→ **What to do**
Each of the entries should be output exactly, with nothing left out.

━━━━━━━━

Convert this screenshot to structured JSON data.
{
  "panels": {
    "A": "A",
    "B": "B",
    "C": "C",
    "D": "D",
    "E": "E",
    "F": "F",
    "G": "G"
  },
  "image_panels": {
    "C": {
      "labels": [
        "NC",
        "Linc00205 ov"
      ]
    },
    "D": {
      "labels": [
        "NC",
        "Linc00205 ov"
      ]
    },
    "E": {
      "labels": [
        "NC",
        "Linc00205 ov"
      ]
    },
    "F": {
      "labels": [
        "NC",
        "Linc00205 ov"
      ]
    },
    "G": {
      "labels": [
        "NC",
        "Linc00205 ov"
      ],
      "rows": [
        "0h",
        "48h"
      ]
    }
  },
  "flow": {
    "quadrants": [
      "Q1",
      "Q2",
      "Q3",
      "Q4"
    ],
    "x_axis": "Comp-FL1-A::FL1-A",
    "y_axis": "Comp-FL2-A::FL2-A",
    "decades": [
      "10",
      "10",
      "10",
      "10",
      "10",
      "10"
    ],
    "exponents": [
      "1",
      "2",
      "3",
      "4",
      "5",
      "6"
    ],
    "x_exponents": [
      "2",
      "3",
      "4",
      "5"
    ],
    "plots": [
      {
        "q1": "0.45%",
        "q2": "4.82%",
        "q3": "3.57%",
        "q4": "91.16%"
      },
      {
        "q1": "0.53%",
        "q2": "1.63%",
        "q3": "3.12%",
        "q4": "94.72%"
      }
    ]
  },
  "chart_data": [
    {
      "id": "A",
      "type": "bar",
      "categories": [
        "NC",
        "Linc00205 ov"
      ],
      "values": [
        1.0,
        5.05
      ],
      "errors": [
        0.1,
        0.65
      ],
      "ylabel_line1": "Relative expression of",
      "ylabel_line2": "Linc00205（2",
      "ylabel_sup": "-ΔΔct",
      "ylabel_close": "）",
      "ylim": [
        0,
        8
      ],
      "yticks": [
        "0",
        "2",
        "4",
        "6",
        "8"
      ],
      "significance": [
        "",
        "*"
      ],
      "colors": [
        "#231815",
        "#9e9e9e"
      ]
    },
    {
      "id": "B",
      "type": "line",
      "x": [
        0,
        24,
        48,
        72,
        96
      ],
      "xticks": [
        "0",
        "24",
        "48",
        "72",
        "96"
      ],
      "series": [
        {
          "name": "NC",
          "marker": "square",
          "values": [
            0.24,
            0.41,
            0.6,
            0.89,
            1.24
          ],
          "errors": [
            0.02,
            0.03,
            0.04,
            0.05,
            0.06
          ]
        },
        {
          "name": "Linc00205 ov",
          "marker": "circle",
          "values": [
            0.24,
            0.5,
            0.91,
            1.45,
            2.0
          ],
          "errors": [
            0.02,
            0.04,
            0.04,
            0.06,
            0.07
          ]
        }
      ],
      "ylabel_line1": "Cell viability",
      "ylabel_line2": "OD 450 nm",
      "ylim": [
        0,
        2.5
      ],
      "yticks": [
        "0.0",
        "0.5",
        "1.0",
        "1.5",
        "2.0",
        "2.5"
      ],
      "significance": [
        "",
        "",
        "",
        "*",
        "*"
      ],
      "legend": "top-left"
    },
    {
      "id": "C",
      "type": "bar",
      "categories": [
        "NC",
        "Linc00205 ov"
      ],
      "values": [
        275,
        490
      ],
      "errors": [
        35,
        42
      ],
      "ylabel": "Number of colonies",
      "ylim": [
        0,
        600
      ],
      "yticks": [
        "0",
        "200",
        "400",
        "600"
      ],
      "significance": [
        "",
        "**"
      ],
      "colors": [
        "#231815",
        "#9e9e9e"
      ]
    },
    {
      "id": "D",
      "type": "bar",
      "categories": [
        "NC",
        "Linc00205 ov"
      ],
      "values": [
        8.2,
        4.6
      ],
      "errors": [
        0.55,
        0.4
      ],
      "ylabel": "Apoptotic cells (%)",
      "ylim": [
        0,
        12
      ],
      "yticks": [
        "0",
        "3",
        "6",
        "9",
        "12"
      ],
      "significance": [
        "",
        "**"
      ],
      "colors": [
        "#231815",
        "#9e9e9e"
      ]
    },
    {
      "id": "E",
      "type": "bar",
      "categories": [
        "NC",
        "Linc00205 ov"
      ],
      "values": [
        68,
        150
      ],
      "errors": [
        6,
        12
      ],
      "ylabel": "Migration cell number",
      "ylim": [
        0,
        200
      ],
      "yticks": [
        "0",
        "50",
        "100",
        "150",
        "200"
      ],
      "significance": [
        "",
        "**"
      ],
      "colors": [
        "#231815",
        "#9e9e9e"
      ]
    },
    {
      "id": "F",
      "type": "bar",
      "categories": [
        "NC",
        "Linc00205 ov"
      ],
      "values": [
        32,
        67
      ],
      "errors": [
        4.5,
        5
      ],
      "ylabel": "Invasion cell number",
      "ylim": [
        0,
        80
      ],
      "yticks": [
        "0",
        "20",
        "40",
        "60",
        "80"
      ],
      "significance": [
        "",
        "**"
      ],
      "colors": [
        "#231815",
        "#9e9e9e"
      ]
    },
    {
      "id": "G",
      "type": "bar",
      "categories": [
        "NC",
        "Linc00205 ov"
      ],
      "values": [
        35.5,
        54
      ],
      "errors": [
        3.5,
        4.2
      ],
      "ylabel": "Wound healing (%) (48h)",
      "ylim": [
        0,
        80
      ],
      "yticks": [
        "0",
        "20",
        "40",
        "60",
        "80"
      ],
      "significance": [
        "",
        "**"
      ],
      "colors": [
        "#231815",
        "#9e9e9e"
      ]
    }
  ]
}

━━━━━━━━

→ **Result of this exercise**
Convert this screenshot to structured JSON data.
{
  "panels": {
    "A": "A",
    "B": "B",
    "C": "C",
    "D": "D",
    "E": "E",
    "F": "F",
    "G": "G"
  },
  "image_panels": {
    "C": {
      "labels": [
        "NC",
        "Linc00205 ov"
      ]
    },
    "D": {
      "labels": [
        "NC",
        "Linc00205 ov"
      ]
    },
    "E": {
      "labels": [
        "NC",
        "Linc00205 ov"
      ]
    },
    "F": {
      "labels": [
        "NC",
        "Linc00205 ov"
      ]
    },
    "G": {
      "labels": [
        "NC",
        "Linc00205 ov"
      ],
      "rows": [
        "0h",
        "48h"
      ]
    }
  },
  "flow": {
    "quadrants": [
      "Q1",
      "Q2",
      "Q3",
      "Q4"
    ],
    "x_axis": "Comp-FL1-A::FL1-A",
    "y_axis": "Comp-FL2-A::FL2-A",
    "decades": [
      "10",
      "10",
      "10",
      "10",
      "10",
      "10"
    ],
    "exponents": [
      "1",
      "2",
      "3",
      "4",
      "5",
      "6"
    ],
    "x_exponents": [
      "2",
      "3",
      "4",
      "5"
    ],
    "plots": [
      {
        "q1": "0.45%",
        "q2": "4.82%",
        "q3": "3.57%",
        "q4": "91.16%"
      },
      {
        "q1": "0.53%",
        "q2": "1.63%",
        "q3": "3.12%",
        "q4": "94.72%"
      }
    ]
  },
  "chart_data": [
    {
      "id": "A",
      "type": "bar",
      "categories": [
        "NC",
        "Linc00205 ov"
      ],
      "values": [
        1.0,
        5.05
      ],
      "errors": [
        0.1,
        0.65
      ],
      "ylabel_line1": "Relative expression of",
      "ylabel_line2": "Linc00205（2",
      "ylabel_sup": "-ΔΔct",
      "ylabel_close": "）",
      "ylim": [
        0,
        8
      ],
      "yticks": [
        "0",
        "2",
        "4",
        "6",
        "8"
      ],
      "significance": [
        "",
        "*"
      ],
      "colors": [
        "#231815",
        "#9e9e9e"
      ]
    },
    {
      "id": "B",
      "type": "line",
      "x": [
        0,
        24,
        48,
        72,
        96
      ],
      "xticks": [
        "0",
        "24",
        "48",
        "72",
        "96"
      ],
      "series": [
        {
          "name": "NC",
          "marker": "square",
          "values": [
            0.24,
            0.41,
            0.6,
            0.89,
            1.24
          ],
          "errors": [
            0.02,
            0.03,
            0.04,
            0.05,
            0.06
          ]
        },
        {
          "name": "Linc00205 ov",
          "marker": "circle",
          "values": [
            0.24,
            0.5,
            0.91,
            1.45,
            2.0
          ],
          "errors": [
            0.02,
            0.04,
            0.04,
            0.06,
            0.07
          ]
        }
      ],
      "ylabel_line1": "Cell viability",
      "ylabel_line2": "OD 450 nm",
      "ylim": [
        0,
        2.5
      ],
      "yticks": [
        "0.0",
        "0.5",
        "1.0",
        "1.5",
        "2.0",
        "2.5"
      ],
      "significance": [
        "",
        "",
        "",
        "*",
        "*"
      ],
      "legend": "top-left"
    },
    {
      "id": "C",
      "type": "bar",
      "categories": [
        "NC",
        "Linc00205 ov"
      ],
      "values": [
        275,
        490
      ],
      "errors": [
        35,
        42
      ],
      "ylabel": "Number of colonies",
      "ylim": [
        0,
        600
      ],
      "yticks": [
        "0",
        "200",
        "400",
        "600"
      ],
      "significance": [
        "",
        "**"
      ],
      "colors": [
        "#231815",
        "#9e9e9e"
      ]
    },
    {
      "id": "D",
      "type": "bar",
      "categories": [
        "NC",
        "Linc00205 ov"
      ],
      "values": [
        8.2,
        4.6
      ],
      "errors": [
        0.55,
        0.4
      ],
      "ylabel": "Apoptotic cells (%)",
      "ylim": [
        0,
        12
      ],
      "yticks": [
        "0",
        "3",
        "6",
        "9",
        "12"
      ],
      "significance": [
        "",
        "**"
      ],
      "colors": [
        "#231815",
        "#9e9e9e"
      ]
    },
    {
      "id": "E",
      "type": "bar",
      "categories": [
        "NC",
        "Linc00205 ov"
      ],
      "values": [
        68,
        150
      ],
      "errors": [
        6,
        12
      ],
      "ylabel": "Migration cell number",
      "ylim": [
        0,
        200
      ],
      "yticks": [
        "0",
        "50",
        "100",
        "150",
        "200"
      ],
      "significance": [
        "",
        "**"
      ],
      "colors": [
        "#231815",
        "#9e9e9e"
      ]
    },
    {
      "id": "F",
      "type": "bar",
      "categories": [
        "NC",
        "Linc00205 ov"
      ],
      "values": [
        32,
        67
      ],
      "errors": [
        4.5,
        5
      ],
      "ylabel": "Invasion cell number",
      "ylim": [
        0,
        80
      ],
      "yticks": [
        "0",
        "20",
        "40",
        "60",
        "80"
      ],
      "significance": [
        "",
        "**"
      ],
      "colors": [
        "#231815",
        "#9e9e9e"
      ]
    },
    {
      "id": "G",
      "type": "bar",
      "categories": [
        "NC",
        "Linc00205 ov"
      ],
      "values": [
        35.5,
        54
      ],
      "errors": [
        3.5,
        4.2
      ],
      "ylabel": "Wound healing (%) (48h)",
      "ylim": [
        0,
        80
      ],
      "yticks": [
        "0",
        "20",
        "40",
        "60",
        "80"
      ],
      "significance": [
        "",
        "**"
      ],
      "colors": [
        "#231815",
        "#9e9e9e"
      ]
    }
  ]
}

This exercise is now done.